— BEGIN Data extract —

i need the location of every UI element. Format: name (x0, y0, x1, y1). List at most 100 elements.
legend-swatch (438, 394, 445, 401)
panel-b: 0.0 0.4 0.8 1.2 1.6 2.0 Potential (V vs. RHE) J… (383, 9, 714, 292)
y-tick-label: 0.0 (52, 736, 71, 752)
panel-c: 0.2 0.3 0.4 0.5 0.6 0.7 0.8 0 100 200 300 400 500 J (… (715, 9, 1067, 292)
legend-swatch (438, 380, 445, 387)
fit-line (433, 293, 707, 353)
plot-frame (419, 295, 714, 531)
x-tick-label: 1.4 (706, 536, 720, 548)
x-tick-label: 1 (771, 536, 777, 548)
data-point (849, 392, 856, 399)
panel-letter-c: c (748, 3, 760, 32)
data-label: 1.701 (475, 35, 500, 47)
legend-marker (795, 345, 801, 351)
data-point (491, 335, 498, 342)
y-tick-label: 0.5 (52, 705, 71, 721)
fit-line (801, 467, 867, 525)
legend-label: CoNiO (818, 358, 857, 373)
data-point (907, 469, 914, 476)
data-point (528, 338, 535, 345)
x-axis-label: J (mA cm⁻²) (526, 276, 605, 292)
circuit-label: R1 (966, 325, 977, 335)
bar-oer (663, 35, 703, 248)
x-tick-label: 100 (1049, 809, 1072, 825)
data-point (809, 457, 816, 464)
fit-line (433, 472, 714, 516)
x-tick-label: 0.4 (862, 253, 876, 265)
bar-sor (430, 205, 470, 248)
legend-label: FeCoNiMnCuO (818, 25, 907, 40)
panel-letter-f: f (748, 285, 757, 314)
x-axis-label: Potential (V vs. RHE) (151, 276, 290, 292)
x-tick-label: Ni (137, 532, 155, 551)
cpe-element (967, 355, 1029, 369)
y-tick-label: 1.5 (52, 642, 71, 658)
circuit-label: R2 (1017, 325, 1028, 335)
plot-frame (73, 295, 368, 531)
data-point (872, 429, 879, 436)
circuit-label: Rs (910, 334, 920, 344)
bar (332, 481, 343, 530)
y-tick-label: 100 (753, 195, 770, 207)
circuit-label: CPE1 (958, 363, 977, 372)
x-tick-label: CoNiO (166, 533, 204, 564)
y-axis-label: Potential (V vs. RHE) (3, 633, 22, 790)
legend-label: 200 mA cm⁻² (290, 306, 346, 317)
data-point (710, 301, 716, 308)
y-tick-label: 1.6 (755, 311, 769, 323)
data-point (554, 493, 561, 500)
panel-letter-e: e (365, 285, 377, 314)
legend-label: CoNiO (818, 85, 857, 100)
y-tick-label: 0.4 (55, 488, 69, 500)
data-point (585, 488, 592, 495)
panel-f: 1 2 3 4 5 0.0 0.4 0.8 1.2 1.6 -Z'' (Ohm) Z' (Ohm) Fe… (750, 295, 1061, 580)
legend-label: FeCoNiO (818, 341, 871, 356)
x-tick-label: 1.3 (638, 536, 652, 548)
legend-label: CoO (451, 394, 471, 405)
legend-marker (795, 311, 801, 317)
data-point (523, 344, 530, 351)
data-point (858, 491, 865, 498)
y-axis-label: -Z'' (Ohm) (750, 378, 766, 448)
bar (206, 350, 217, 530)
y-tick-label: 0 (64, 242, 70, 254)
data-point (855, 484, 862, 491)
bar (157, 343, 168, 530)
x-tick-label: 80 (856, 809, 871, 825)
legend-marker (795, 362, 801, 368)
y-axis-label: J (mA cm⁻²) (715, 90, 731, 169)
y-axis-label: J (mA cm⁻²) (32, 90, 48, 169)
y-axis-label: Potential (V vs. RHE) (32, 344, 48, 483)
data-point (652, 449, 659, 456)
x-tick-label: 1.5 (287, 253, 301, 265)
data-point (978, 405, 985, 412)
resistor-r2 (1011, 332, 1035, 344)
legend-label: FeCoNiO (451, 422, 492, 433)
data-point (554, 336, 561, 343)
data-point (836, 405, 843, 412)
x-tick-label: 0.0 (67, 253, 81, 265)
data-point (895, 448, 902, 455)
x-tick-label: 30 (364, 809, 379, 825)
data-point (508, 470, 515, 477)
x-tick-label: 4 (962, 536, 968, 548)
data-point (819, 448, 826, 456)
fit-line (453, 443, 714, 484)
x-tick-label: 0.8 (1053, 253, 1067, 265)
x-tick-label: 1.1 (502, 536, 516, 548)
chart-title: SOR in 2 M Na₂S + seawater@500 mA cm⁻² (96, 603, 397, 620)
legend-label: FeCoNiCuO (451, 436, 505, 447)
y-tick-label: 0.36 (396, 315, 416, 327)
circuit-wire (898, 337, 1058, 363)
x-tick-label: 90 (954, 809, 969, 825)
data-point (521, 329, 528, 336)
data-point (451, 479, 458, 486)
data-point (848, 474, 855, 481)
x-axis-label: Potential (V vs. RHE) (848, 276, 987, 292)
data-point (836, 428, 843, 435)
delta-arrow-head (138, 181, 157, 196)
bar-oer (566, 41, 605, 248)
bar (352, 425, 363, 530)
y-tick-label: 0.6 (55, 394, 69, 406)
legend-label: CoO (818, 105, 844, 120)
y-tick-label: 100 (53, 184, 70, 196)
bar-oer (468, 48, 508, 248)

— END Data extract —

» **Work instructions**
Format the records as a Markdown table with the columns "Row" and "Line", starting at the first line of the records and ending at the line that contains "y-axis-label: Potential (V vs. RHE) (3, 633, 22, 790)", both included. Leave out any blank lines.

» **Task solution**
| Row | Line |
|---|---|
| 1 | i need the location of every UI element. Format: name (x0, y0, x1, y1). List at most 100 elements. |
| 2 | legend-swatch (438, 394, 445, 401) |
| 3 | panel-b: 0.0 0.4 0.8 1.2 1.6 2.0 Potential (V vs. RHE) J… (383, 9, 714, 292) |
| 4 | y-tick-label: 0.0 (52, 736, 71, 752) |
| 5 | panel-c: 0.2 0.3 0.4 0.5 0.6 0.7 0.8 0 100 200 300 400 500 J (… (715, 9, 1067, 292) |
| 6 | legend-swatch (438, 380, 445, 387) |
| 7 | fit-line (433, 293, 707, 353) |
| 8 | plot-frame (419, 295, 714, 531) |
| 9 | x-tick-label: 1.4 (706, 536, 720, 548) |
| 10 | x-tick-label: 1 (771, 536, 777, 548) |
| 11 | data-point (849, 392, 856, 399) |
| 12 | panel-letter-c: c (748, 3, 760, 32) |
| 13 | data-label: 1.701 (475, 35, 500, 47) |
| 14 | legend-marker (795, 345, 801, 351) |
| 15 | data-point (491, 335, 498, 342) |
| 16 | y-tick-label: 0.5 (52, 705, 71, 721) |
| 17 | fit-line (801, 467, 867, 525) |
| 18 | legend-label: CoNiO (818, 358, 857, 373) |
| 19 | data-point (907, 469, 914, 476) |
| 20 | data-point (528, 338, 535, 345) |
| 21 | x-axis-label: J (mA cm⁻²) (526, 276, 605, 292) |
| 22 | circuit-label: R1 (966, 325, 977, 335) |
| 23 | bar-oer (663, 35, 703, 248) |
| 24 | x-tick-label: 100 (1049, 809, 1072, 825) |
| 25 | data-point (809, 457, 816, 464) |
| 26 | fit-line (433, 472, 714, 516) |
| 27 | x-tick-label: 0.4 (862, 253, 876, 265) |
| 28 | bar-sor (430, 205, 470, 248) |
| 29 | legend-label: FeCoNiMnCuO (818, 25, 907, 40) |
| 30 | panel-letter-f: f (748, 285, 757, 314) |
| 31 | x-axis-label: Potential (V vs. RHE) (151, 276, 290, 292) |
| 32 | x-tick-label: Ni (137, 532, 155, 551) |
| 33 | cpe-element (967, 355, 1029, 369) |
| 34 | y-tick-label: 1.5 (52, 642, 71, 658) |
| 35 | circuit-label: R2 (1017, 325, 1028, 335) |
| 36 | plot-frame (73, 295, 368, 531) |
| 37 | data-point (872, 429, 879, 436) |
| 38 | circuit-label: Rs (910, 334, 920, 344) |
| 39 | bar (332, 481, 343, 530) |
| 40 | y-tick-label: 100 (753, 195, 770, 207) |
| 41 | circuit-label: CPE1 (958, 363, 977, 372) |
| 42 | x-tick-label: CoNiO (166, 533, 204, 564) |
| 43 | y-axis-label: Potential (V vs. RHE) (3, 633, 22, 790) |